-- Listing start --

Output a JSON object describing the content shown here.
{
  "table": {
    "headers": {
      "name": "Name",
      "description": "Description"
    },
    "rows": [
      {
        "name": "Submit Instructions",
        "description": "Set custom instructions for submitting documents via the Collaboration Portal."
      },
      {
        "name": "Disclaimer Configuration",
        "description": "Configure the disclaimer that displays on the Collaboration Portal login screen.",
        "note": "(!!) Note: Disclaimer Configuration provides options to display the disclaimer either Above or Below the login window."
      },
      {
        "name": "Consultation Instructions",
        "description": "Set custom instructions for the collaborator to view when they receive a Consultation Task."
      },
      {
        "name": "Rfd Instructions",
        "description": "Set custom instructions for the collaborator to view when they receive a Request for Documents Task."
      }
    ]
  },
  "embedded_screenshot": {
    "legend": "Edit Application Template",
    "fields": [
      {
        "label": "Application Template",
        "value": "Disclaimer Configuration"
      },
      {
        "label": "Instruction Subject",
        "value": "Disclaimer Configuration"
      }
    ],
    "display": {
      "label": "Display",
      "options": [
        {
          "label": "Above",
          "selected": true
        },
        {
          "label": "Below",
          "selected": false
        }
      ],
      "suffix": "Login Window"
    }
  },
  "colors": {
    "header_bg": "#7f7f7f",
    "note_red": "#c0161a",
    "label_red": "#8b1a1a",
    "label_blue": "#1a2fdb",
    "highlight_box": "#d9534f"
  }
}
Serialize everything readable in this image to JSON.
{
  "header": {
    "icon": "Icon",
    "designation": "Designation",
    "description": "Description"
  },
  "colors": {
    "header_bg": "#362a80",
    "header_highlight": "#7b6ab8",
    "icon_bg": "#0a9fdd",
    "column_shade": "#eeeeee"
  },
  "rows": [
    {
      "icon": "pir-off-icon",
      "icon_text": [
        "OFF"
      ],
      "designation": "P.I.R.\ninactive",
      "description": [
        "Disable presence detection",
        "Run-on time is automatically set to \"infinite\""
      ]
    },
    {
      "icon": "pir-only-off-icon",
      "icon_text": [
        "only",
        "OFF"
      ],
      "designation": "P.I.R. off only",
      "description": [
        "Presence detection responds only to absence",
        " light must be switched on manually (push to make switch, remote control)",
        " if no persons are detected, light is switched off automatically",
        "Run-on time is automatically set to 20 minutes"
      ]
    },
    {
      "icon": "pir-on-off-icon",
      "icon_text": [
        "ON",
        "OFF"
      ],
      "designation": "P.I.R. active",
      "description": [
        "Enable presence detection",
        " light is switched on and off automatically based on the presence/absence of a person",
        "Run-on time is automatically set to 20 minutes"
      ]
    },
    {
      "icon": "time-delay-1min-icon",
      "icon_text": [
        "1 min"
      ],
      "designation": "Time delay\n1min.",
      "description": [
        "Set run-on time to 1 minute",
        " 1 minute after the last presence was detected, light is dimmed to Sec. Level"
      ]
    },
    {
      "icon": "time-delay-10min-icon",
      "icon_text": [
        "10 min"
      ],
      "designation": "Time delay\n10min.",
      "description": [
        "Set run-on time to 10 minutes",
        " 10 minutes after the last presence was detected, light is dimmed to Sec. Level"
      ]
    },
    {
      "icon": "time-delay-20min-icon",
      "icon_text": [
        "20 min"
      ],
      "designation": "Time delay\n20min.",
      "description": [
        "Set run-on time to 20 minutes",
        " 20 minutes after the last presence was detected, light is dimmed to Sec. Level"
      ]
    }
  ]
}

-- Listing end --

• What is needed:
Type out all of the material again, word for word.

• Complete response:
Output a JSON object describing the content shown here.
{
  "table": {
    "headers": {
      "name": "Name",
      "description": "Description"
    },
    "rows": [
      {
        "name": "Submit Instructions",
        "description": "Set custom instructions for submitting documents via the Collaboration Portal."
      },
      {
        "name": "Disclaimer Configuration",
        "description": "Configure the disclaimer that displays on the Collaboration Portal login screen.",
        "note": "(!!) Note: Disclaimer Configuration provides options to display the disclaimer either Above or Below the login window."
      },
      {
        "name": "Consultation Instructions",
        "description": "Set custom instructions for the collaborator to view when they receive a Consultation Task."
      },
      {
        "name": "Rfd Instructions",
        "description": "Set custom instructions for the collaborator to view when they receive a Request for Documents Task."
      }
    ]
  },
  "embedded_screenshot": {
    "legend": "Edit Application Template",
    "fields": [
      {
        "label": "Application Template",
        "value": "Disclaimer Configuration"
      },
      {
        "label": "Instruction Subject",
        "value": "Disclaimer Configuration"
      }
    ],
    "display": {
      "label": "Display",
      "options": [
        {
          "label": "Above",
          "selected": true
        },
        {
          "label": "Below",
          "selected": false
        }
      ],
      "suffix": "Login Window"
    }
  },
  "colors": {
    "header_bg": "#7f7f7f",
    "note_red": "#c0161a",
    "label_red": "#8b1a1a",
    "label_blue": "#1a2fdb",
    "highlight_box": "#d9534f"
  }
}
Serialize everything readable in this image to JSON.
{
  "header": {
    "icon": "Icon",
    "designation": "Designation",
    "description": "Description"
  },
  "colors": {
    "header_bg": "#362a80",
    "header_highlight": "#7b6ab8",
    "icon_bg": "#0a9fdd",
    "column_shade": "#eeeeee"
  },
  "rows": [
    {
      "icon": "pir-off-icon",
      "icon_text": [
        "OFF"
      ],
      "designation": "P.I.R.\ninactive",
      "description": [
        "Disable presence detection",
        "Run-on time is automatically set to \"infinite\""
      ]
    },
    {
      "icon": "pir-only-off-icon",
      "icon_text": [
        "only",
        "OFF"
      ],
      "designation": "P.I.R. off only",
      "description": [
        "Presence detection responds only to absence",
        " light must be switched on manually (push to make switch, remote control)",
        " if no persons are detected, light is switched off automatically",
        "Run-on time is automatically set to 20 minutes"
      ]
    },
    {
      "icon": "pir-on-off-icon",
      "icon_text": [
        "ON",
        "OFF"
      ],
      "designation": "P.I.R. active",
      "description": [
        "Enable presence detection",
        " light is switched on and off automatically based on the presence/absence of a person",
        "Run-on time is automatically set to 20 minutes"
      ]
    },
    {
      "icon": "time-delay-1min-icon",
      "icon_text": [
        "1 min"
      ],
      "designation": "Time delay\n1min.",
      "description": [
        "Set run-on time to 1 minute",
        " 1 minute after the last presence was detected, light is dimmed to Sec. Level"
      ]
    },
    {
      "icon": "time-delay-10min-icon",
      "icon_text": [
        "10 min"
      ],
      "designation": "Time delay\n10min.",
      "description": [
        "Set run-on time to 10 minutes",
        " 10 minutes after the last presence was detected, light is dimmed to Sec. Level"
      ]
    },
    {
      "icon": "time-delay-20min-icon",
      "icon_text": [
        "20 min"
      ],
      "designation": "Time delay\n20min.",
      "description": [
        "Set run-on time to 20 minutes",
        " 20 minutes after the last presence was detected, light is dimmed to Sec. Level"
      ]
    }
  ]
}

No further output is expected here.